-- Records supplied --
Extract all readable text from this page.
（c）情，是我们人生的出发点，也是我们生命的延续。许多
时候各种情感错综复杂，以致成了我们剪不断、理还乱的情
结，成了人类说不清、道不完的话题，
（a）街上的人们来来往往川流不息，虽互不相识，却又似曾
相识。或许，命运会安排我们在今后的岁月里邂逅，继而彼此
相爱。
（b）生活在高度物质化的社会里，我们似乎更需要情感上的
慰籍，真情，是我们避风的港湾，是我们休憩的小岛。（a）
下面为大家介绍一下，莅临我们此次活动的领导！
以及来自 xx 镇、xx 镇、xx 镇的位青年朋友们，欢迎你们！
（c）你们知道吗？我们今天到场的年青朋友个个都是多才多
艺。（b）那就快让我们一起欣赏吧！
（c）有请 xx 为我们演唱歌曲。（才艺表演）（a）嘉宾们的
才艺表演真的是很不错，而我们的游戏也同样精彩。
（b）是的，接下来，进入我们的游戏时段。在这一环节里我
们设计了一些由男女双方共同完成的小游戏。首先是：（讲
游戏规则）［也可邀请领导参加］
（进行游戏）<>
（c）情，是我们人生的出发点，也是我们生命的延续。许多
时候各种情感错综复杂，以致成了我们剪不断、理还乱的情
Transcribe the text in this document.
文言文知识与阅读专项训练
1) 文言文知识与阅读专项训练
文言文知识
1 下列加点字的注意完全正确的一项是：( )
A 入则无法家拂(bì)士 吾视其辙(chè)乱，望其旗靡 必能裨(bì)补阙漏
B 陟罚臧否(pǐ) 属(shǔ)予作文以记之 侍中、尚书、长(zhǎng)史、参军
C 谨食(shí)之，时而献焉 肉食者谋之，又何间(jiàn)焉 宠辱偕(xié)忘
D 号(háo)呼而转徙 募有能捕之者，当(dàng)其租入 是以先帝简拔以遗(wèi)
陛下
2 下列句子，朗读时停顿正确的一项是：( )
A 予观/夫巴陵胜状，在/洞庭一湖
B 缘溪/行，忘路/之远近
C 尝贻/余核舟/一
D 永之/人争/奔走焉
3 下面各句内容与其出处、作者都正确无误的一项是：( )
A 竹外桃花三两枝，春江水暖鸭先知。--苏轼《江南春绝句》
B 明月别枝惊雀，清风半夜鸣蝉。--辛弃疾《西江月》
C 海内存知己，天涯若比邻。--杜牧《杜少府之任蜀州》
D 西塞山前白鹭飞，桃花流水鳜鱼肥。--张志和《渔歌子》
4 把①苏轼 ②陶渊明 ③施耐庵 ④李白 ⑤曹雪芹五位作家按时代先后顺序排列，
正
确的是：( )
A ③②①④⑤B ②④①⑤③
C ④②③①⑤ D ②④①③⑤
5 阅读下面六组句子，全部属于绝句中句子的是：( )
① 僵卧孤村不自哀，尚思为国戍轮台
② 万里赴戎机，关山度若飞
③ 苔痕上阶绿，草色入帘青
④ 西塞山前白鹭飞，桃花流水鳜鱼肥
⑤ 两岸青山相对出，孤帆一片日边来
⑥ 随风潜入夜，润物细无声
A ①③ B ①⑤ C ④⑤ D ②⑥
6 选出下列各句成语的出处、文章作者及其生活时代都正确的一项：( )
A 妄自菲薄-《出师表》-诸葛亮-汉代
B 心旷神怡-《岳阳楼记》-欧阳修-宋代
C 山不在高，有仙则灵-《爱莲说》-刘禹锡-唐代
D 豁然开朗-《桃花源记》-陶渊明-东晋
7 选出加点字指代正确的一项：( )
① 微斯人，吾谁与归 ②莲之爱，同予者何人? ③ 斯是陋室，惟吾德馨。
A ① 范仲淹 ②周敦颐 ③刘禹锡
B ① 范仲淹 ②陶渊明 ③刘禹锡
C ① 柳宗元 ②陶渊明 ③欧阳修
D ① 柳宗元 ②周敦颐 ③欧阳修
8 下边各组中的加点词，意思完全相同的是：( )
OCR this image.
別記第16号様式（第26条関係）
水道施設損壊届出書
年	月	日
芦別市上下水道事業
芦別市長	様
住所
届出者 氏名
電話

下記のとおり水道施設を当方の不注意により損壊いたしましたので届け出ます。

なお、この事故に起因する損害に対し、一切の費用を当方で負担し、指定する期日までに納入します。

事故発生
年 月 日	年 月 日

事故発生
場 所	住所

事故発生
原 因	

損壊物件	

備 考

-- Given task --
Repeat only the lines from the one holding "OCR this image." through the last line of the data.

-- Output for this exercise --
OCR this image.
別記第16号様式（第26条関係）
水道施設損壊届出書
年	月	日
芦別市上下水道事業
芦別市長	様
住所
届出者 氏名
電話

下記のとおり水道施設を当方の不注意により損壊いたしましたので届け出ます。

なお、この事故に起因する損害に対し、一切の費用を当方で負担し、指定する期日までに納入します。

事故発生
年 月 日	年 月 日

事故発生
場 所	住所

事故発生
原 因	

損壊物件	

備 考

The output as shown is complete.